§ Set problem
Track down each line that has the word "Width" and copy it.

<<<<

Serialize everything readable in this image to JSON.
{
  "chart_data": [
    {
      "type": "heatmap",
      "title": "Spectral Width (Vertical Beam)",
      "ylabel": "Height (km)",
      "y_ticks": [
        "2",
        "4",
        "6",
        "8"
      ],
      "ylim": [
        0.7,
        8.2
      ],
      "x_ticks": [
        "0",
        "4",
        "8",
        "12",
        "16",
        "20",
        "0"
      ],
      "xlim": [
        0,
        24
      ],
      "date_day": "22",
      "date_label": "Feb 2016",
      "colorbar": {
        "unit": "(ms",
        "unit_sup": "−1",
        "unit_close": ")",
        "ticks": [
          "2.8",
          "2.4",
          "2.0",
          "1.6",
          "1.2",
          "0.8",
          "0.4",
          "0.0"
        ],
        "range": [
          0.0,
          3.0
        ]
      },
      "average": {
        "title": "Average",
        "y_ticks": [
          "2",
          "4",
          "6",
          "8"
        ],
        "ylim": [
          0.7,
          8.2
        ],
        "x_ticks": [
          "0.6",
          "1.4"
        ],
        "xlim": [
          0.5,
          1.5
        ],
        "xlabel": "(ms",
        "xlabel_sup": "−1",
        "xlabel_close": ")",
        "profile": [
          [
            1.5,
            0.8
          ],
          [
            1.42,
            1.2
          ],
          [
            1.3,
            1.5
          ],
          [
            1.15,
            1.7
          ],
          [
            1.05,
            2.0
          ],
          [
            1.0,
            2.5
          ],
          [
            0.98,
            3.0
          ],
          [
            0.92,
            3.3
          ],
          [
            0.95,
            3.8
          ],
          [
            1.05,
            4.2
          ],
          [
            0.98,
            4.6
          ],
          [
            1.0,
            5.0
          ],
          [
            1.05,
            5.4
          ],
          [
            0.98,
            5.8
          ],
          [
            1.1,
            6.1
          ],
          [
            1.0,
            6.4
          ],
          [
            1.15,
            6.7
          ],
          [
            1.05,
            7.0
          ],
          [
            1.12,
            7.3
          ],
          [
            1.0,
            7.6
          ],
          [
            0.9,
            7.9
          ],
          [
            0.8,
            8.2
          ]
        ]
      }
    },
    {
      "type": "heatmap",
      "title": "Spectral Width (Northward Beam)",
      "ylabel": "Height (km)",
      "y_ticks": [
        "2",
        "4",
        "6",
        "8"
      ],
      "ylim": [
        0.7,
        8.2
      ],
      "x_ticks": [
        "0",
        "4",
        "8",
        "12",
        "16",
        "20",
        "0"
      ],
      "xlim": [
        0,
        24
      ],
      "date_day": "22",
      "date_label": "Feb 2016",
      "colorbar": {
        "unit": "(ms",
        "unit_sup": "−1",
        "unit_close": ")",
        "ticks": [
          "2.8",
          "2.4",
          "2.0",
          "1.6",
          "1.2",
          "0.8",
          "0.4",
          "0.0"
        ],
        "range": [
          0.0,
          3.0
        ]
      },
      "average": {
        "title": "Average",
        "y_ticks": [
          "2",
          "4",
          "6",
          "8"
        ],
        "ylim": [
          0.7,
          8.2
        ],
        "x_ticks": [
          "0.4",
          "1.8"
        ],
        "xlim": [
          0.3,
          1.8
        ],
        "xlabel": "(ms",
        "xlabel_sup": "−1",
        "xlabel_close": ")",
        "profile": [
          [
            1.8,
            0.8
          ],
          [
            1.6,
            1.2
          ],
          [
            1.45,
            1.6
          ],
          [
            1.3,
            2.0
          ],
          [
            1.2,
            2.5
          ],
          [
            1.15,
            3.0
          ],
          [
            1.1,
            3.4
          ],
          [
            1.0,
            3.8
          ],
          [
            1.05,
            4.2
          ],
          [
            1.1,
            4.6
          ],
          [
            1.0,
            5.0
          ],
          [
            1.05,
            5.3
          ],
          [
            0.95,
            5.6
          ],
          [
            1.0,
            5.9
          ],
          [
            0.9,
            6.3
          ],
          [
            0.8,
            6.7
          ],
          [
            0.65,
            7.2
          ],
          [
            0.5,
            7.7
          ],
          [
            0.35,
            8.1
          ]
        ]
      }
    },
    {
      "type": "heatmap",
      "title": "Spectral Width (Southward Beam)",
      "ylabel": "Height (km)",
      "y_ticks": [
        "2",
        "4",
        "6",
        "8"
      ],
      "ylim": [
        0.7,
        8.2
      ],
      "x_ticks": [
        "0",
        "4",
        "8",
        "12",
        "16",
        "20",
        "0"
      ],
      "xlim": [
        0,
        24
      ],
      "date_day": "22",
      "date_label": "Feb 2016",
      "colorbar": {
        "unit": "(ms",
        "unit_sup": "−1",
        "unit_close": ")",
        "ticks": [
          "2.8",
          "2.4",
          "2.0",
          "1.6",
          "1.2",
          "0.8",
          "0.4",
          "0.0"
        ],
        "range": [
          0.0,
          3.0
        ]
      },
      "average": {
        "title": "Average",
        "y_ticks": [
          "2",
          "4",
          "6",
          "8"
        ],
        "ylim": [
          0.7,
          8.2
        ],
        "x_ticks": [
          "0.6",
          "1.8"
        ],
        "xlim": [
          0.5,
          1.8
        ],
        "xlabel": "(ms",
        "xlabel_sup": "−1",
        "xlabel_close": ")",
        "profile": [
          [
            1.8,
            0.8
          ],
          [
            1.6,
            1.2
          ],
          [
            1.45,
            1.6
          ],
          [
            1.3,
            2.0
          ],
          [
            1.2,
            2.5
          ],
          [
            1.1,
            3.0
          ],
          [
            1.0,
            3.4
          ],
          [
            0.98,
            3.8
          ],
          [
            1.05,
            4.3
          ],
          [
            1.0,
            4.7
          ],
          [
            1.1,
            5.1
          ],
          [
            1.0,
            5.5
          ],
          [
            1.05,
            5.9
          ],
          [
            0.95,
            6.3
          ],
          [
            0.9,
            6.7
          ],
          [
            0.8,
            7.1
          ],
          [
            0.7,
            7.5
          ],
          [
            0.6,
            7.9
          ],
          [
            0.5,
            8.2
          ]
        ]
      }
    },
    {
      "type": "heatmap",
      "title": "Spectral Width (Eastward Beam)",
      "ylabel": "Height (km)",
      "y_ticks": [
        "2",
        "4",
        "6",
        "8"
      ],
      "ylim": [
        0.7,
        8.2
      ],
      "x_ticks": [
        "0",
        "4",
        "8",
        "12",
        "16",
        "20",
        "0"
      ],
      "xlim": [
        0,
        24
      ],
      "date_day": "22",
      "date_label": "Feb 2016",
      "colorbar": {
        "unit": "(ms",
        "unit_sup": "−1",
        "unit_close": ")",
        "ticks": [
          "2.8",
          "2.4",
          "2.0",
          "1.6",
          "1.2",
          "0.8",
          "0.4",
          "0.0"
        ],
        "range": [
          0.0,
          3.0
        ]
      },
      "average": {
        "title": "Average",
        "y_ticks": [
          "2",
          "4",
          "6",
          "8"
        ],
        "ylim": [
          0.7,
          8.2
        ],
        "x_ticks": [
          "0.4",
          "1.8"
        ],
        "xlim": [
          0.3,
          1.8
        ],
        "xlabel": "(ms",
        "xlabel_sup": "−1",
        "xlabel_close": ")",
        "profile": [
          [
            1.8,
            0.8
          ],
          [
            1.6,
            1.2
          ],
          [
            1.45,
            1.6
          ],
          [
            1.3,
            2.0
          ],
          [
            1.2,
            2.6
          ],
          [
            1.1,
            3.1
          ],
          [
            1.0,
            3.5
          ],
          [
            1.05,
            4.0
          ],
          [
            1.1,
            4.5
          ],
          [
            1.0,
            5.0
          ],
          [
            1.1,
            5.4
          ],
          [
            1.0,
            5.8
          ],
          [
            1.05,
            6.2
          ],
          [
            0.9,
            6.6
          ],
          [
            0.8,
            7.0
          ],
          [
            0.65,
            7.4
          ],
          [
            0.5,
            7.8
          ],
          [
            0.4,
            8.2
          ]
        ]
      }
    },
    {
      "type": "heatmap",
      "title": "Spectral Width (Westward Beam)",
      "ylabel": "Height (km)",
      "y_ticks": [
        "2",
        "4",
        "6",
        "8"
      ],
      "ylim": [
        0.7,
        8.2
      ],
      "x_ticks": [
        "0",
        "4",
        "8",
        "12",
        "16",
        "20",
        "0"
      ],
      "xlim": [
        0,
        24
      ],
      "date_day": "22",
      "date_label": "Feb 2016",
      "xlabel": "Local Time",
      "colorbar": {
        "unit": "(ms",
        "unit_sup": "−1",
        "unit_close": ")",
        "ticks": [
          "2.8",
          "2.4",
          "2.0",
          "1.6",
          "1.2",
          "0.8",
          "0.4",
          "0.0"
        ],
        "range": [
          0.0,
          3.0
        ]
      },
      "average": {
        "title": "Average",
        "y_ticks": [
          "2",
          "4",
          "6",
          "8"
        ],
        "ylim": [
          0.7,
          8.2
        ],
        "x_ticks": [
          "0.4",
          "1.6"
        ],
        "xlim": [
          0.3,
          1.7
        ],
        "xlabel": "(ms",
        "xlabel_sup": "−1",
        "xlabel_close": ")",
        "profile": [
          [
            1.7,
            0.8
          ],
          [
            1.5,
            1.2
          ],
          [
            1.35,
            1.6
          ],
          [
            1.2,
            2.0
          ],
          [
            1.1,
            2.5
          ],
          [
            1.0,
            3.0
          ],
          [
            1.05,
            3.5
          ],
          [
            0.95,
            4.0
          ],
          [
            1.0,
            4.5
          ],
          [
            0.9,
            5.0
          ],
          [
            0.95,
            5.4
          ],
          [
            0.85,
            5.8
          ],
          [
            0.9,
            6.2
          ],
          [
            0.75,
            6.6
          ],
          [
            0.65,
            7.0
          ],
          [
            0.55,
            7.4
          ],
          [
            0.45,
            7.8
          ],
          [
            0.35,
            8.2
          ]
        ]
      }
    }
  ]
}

>>>>

§ Result of the exercise
      "title": "Spectral Width (Vertical Beam)",
      "title": "Spectral Width (Northward Beam)",
      "title": "Spectral Width (Southward Beam)",
      "title": "Spectral Width (Eastward Beam)",
      "title": "Spectral Width (Westward Beam)",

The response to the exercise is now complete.